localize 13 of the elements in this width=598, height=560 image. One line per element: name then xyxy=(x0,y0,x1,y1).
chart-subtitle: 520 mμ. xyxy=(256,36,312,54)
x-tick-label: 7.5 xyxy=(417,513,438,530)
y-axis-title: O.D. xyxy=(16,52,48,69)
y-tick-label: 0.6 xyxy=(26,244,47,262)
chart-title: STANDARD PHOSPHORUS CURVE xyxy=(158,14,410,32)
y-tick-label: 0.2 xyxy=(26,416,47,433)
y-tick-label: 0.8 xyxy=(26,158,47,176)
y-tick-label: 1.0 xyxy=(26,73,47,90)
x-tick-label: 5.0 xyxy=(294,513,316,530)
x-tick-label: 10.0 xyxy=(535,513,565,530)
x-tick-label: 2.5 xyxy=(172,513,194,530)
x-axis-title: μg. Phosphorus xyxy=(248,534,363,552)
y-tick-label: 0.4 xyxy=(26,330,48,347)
==============================
Reproduce the records above line for line, with no changes.

localize 13 of the elements in this width=598, height=560 image. One line per element: name then xyxy=(x0,y0,x1,y1).
chart-subtitle: 520 mμ. xyxy=(256,36,312,54)
x-tick-label: 7.5 xyxy=(417,513,438,530)
y-axis-title: O.D. xyxy=(16,52,48,69)
y-tick-label: 0.6 xyxy=(26,244,47,262)
chart-title: STANDARD PHOSPHORUS CURVE xyxy=(158,14,410,32)
y-tick-label: 0.2 xyxy=(26,416,47,433)
y-tick-label: 0.8 xyxy=(26,158,47,176)
y-tick-label: 1.0 xyxy=(26,73,47,90)
x-tick-label: 5.0 xyxy=(294,513,316,530)
x-tick-label: 10.0 xyxy=(535,513,565,530)
x-tick-label: 2.5 xyxy=(172,513,194,530)
x-axis-title: μg. Phosphorus xyxy=(248,534,363,552)
y-tick-label: 0.4 xyxy=(26,330,48,347)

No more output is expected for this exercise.